EXERCISE OBJECTIVE: Verbatim output of all the material below is required.

Records from a data collection
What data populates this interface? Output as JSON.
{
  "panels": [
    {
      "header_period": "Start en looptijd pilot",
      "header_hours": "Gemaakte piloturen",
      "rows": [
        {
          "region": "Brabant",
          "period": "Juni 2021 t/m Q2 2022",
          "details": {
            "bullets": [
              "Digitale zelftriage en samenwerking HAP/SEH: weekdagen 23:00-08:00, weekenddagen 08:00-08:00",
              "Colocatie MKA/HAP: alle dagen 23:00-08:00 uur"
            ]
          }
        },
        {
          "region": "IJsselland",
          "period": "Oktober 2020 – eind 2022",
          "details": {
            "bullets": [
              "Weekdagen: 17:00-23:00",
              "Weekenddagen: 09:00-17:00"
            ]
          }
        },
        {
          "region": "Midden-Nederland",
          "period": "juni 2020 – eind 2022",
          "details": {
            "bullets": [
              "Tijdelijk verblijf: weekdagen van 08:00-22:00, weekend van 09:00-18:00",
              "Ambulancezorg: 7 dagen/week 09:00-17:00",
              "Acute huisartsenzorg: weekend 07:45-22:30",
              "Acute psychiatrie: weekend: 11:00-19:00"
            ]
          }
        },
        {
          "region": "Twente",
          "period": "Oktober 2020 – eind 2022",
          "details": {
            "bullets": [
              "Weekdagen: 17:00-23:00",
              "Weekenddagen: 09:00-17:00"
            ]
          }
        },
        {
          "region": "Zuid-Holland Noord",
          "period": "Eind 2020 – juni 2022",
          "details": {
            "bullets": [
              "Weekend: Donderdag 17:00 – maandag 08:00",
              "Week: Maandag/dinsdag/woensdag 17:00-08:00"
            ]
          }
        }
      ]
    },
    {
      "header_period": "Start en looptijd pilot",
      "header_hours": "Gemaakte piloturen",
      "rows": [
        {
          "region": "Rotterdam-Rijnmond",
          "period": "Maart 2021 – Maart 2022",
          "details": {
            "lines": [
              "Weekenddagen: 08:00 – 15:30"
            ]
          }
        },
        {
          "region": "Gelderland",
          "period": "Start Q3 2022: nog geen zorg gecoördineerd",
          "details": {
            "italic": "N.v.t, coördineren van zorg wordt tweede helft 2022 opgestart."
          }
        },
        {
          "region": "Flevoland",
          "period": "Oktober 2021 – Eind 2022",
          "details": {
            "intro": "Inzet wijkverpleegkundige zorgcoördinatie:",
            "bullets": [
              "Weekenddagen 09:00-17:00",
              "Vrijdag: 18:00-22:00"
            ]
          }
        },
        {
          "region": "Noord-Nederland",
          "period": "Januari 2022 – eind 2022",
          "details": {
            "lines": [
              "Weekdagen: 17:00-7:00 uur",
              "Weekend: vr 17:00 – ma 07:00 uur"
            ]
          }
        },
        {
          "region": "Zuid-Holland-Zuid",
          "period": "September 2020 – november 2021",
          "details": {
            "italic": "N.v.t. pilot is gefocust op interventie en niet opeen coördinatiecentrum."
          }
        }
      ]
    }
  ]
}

CORRECT OUTPUT:
What data populates this interface? Output as JSON.
{
  "panels": [
    {
      "header_period": "Start en looptijd pilot",
      "header_hours": "Gemaakte piloturen",
      "rows": [
        {
          "region": "Brabant",
          "period": "Juni 2021 t/m Q2 2022",
          "details": {
            "bullets": [
              "Digitale zelftriage en samenwerking HAP/SEH: weekdagen 23:00-08:00, weekenddagen 08:00-08:00",
              "Colocatie MKA/HAP: alle dagen 23:00-08:00 uur"
            ]
          }
        },
        {
          "region": "IJsselland",
          "period": "Oktober 2020 – eind 2022",
          "details": {
            "bullets": [
              "Weekdagen: 17:00-23:00",
              "Weekenddagen: 09:00-17:00"
            ]
          }
        },
        {
          "region": "Midden-Nederland",
          "period": "juni 2020 – eind 2022",
          "details": {
            "bullets": [
              "Tijdelijk verblijf: weekdagen van 08:00-22:00, weekend van 09:00-18:00",
              "Ambulancezorg: 7 dagen/week 09:00-17:00",
              "Acute huisartsenzorg: weekend 07:45-22:30",
              "Acute psychiatrie: weekend: 11:00-19:00"
            ]
          }
        },
        {
          "region": "Twente",
          "period": "Oktober 2020 – eind 2022",
          "details": {
            "bullets": [
              "Weekdagen: 17:00-23:00",
              "Weekenddagen: 09:00-17:00"
            ]
          }
        },
        {
          "region": "Zuid-Holland Noord",
          "period": "Eind 2020 – juni 2022",
          "details": {
            "bullets": [
              "Weekend: Donderdag 17:00 – maandag 08:00",
              "Week: Maandag/dinsdag/woensdag 17:00-08:00"
            ]
          }
        }
      ]
    },
    {
      "header_period": "Start en looptijd pilot",
      "header_hours": "Gemaakte piloturen",
      "rows": [
        {
          "region": "Rotterdam-Rijnmond",
          "period": "Maart 2021 – Maart 2022",
          "details": {
            "lines": [
              "Weekenddagen: 08:00 – 15:30"
            ]
          }
        },
        {
          "region": "Gelderland",
          "period": "Start Q3 2022: nog geen zorg gecoördineerd",
          "details": {
            "italic": "N.v.t, coördineren van zorg wordt tweede helft 2022 opgestart."
          }
        },
        {
          "region": "Flevoland",
          "period": "Oktober 2021 – Eind 2022",
          "details": {
            "intro": "Inzet wijkverpleegkundige zorgcoördinatie:",
            "bullets": [
              "Weekenddagen 09:00-17:00",
              "Vrijdag: 18:00-22:00"
            ]
          }
        },
        {
          "region": "Noord-Nederland",
          "period": "Januari 2022 – eind 2022",
          "details": {
            "lines": [
              "Weekdagen: 17:00-7:00 uur",
              "Weekend: vr 17:00 – ma 07:00 uur"
            ]
          }
        },
        {
          "region": "Zuid-Holland-Zuid",
          "period": "September 2020 – november 2021",
          "details": {
            "italic": "N.v.t. pilot is gefocust op interventie en niet opeen coördinatiecentrum."
          }
        }
      ]
    }
  ]
}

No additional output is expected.